▶ _Data records_:
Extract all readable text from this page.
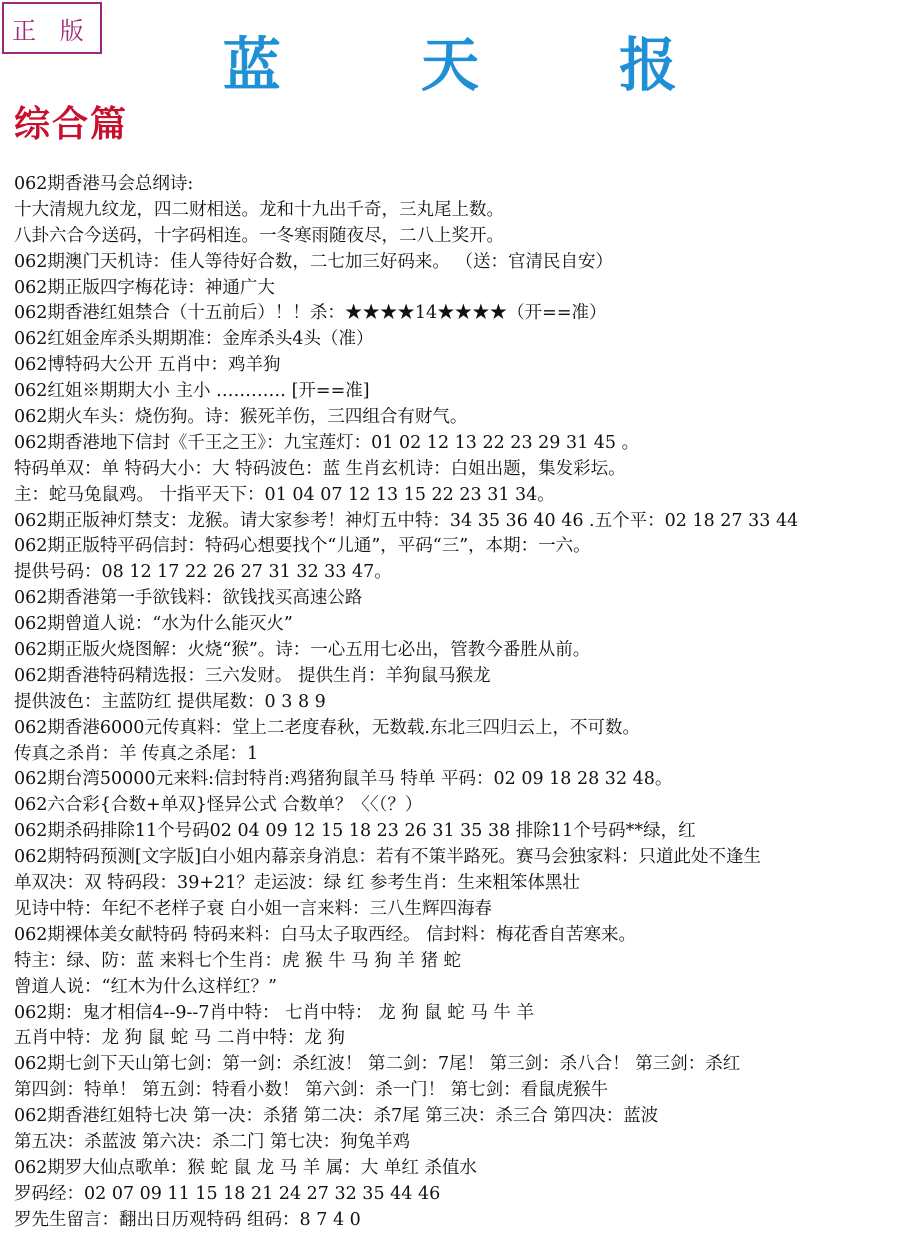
正 版
蓝 天 报
综合篇
062期香港马会总纲诗:
十大清规九纹龙，四二财相送。龙和十九出千奇，三丸尾上数。
八卦六合今送码，十字码相连。一冬寒雨随夜尽，二八上奖开。
062期澳门天机诗：佳人等待好合数，二七加三好码来。 （送：官清民自安）
062期正版四字梅花诗：神通广大
062期香港红姐禁合（十五前后）！！杀：★★★★14★★★★（开==准）
062红姐金库杀头期期准：金库杀头4头（准）
062博特码大公开 五肖中：鸡羊狗
062红姐※期期大小 主小 ………… [开==准]
062期火车头：烧伤狗。诗：猴死羊伤，三四组合有财气。
062期香港地下信封《千王之王》：九宝莲灯：01 02 12 13 22 23 29 31 45 。
特码单双：单 特码大小：大 特码波色：蓝 生肖玄机诗：白姐出题，集发彩坛。
主：蛇马兔鼠鸡。 十指平天下：01 04 07 12 13 15 22 23 31 34。
062期正版神灯禁支：龙猴。请大家参考！神灯五中特：34 35 36 40 46 .五个平：02 18 27 33 44
062期正版特平码信封：特码心想要找个“儿通”，平码“三”，本期：一六。
提供号码：08 12 17 22 26 27 31 32 33 47。
062期香港第一手欲钱料：欲钱找买高速公路
062期曾道人说：“水为什么能灭火”
062期正版火烧图解：火烧“猴”。诗：一心五用七必出，管教今番胜从前。
062期香港特码精选报：三六发财。 提供生肖：羊狗鼠马猴龙
提供波色：主蓝防红 提供尾数：0 3 8 9
062期香港6000元传真料：堂上二老度春秋，无数载.东北三四归云上，不可数。
传真之杀肖：羊 传真之杀尾：1
062期台湾50000元来料:信封特肖:鸡猪狗鼠羊马 特单 平码：02 09 18 28 32 48。
062六合彩{合数+单双}怪异公式 合数单？〈〈（？）
062期杀码排除11个号码02 04 09 12 15 18 23 26 31 35 38 排除11个号码**绿，红
062期特码预测[文字版]白小姐内幕亲身消息：若有不策半路死。赛马会独家料：只道此处不逢生
单双决：双 特码段：39+21？走运波：绿 红 参考生肖：生来粗笨体黑壮
见诗中特：年纪不老样子衰 白小姐一言来料：三八生辉四海春
062期裸体美女献特码 特码来料：白马太子取西经。 信封料：梅花香自苦寒来。
特主：绿、防：蓝 来料七个生肖：虎 猴 牛 马 狗 羊 猪 蛇
曾道人说：“红木为什么这样红？”
062期：鬼才相信4--9--7肖中特： 七肖中特： 龙 狗 鼠 蛇 马 牛 羊
五肖中特：龙 狗 鼠 蛇 马 二肖中特：龙 狗
062期七剑下天山第七剑：第一剑：杀红波！ 第二剑：7尾！ 第三剑：杀八合！ 第三剑：杀红
第四剑：特单！ 第五剑：特看小数！ 第六剑：杀一门！ 第七剑：看鼠虎猴牛
062期香港红姐特七决 第一决：杀猪 第二决：杀7尾 第三决：杀三合 第四决：蓝波
第五决：杀蓝波 第六决：杀二门 第七决：狗兔羊鸡
062期罗大仙点歌单：猴 蛇 鼠 龙 马 羊 属：大 单红 杀值水
罗码经：02 07 09 11 15 18 21 24 27 32 35 44 46
罗先生留言：翻出日历观特码 组码：8 7 4 0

▶ _To be done_:
Quote every entry exactly, with the pictures omitted.

▶ _Written response_:
Extract all readable text from this page.
正 版
蓝 天 报
综合篇
062期香港马会总纲诗:
十大清规九纹龙，四二财相送。龙和十九出千奇，三丸尾上数。
八卦六合今送码，十字码相连。一冬寒雨随夜尽，二八上奖开。
062期澳门天机诗：佳人等待好合数，二七加三好码来。 （送：官清民自安）
062期正版四字梅花诗：神通广大
062期香港红姐禁合（十五前后）！！杀：★★★★14★★★★（开==准）
062红姐金库杀头期期准：金库杀头4头（准）
062博特码大公开 五肖中：鸡羊狗
062红姐※期期大小 主小 ………… [开==准]
062期火车头：烧伤狗。诗：猴死羊伤，三四组合有财气。
062期香港地下信封《千王之王》：九宝莲灯：01 02 12 13 22 23 29 31 45 。
特码单双：单 特码大小：大 特码波色：蓝 生肖玄机诗：白姐出题，集发彩坛。
主：蛇马兔鼠鸡。 十指平天下：01 04 07 12 13 15 22 23 31 34。
062期正版神灯禁支：龙猴。请大家参考！神灯五中特：34 35 36 40 46 .五个平：02 18 27 33 44
062期正版特平码信封：特码心想要找个“儿通”，平码“三”，本期：一六。
提供号码：08 12 17 22 26 27 31 32 33 47。
062期香港第一手欲钱料：欲钱找买高速公路
062期曾道人说：“水为什么能灭火”
062期正版火烧图解：火烧“猴”。诗：一心五用七必出，管教今番胜从前。
062期香港特码精选报：三六发财。 提供生肖：羊狗鼠马猴龙
提供波色：主蓝防红 提供尾数：0 3 8 9
062期香港6000元传真料：堂上二老度春秋，无数载.东北三四归云上，不可数。
传真之杀肖：羊 传真之杀尾：1
062期台湾50000元来料:信封特肖:鸡猪狗鼠羊马 特单 平码：02 09 18 28 32 48。
062六合彩{合数+单双}怪异公式 合数单？〈〈（？）
062期杀码排除11个号码02 04 09 12 15 18 23 26 31 35 38 排除11个号码**绿，红
062期特码预测[文字版]白小姐内幕亲身消息：若有不策半路死。赛马会独家料：只道此处不逢生
单双决：双 特码段：39+21？走运波：绿 红 参考生肖：生来粗笨体黑壮
见诗中特：年纪不老样子衰 白小姐一言来料：三八生辉四海春
062期裸体美女献特码 特码来料：白马太子取西经。 信封料：梅花香自苦寒来。
特主：绿、防：蓝 来料七个生肖：虎 猴 牛 马 狗 羊 猪 蛇
曾道人说：“红木为什么这样红？”
062期：鬼才相信4--9--7肖中特： 七肖中特： 龙 狗 鼠 蛇 马 牛 羊
五肖中特：龙 狗 鼠 蛇 马 二肖中特：龙 狗
062期七剑下天山第七剑：第一剑：杀红波！ 第二剑：7尾！ 第三剑：杀八合！ 第三剑：杀红
第四剑：特单！ 第五剑：特看小数！ 第六剑：杀一门！ 第七剑：看鼠虎猴牛
062期香港红姐特七决 第一决：杀猪 第二决：杀7尾 第三决：杀三合 第四决：蓝波
第五决：杀蓝波 第六决：杀二门 第七决：狗兔羊鸡
062期罗大仙点歌单：猴 蛇 鼠 龙 马 羊 属：大 单红 杀值水
罗码经：02 07 09 11 15 18 21 24 27 32 35 44 46
罗先生留言：翻出日历观特码 组码：8 7 4 0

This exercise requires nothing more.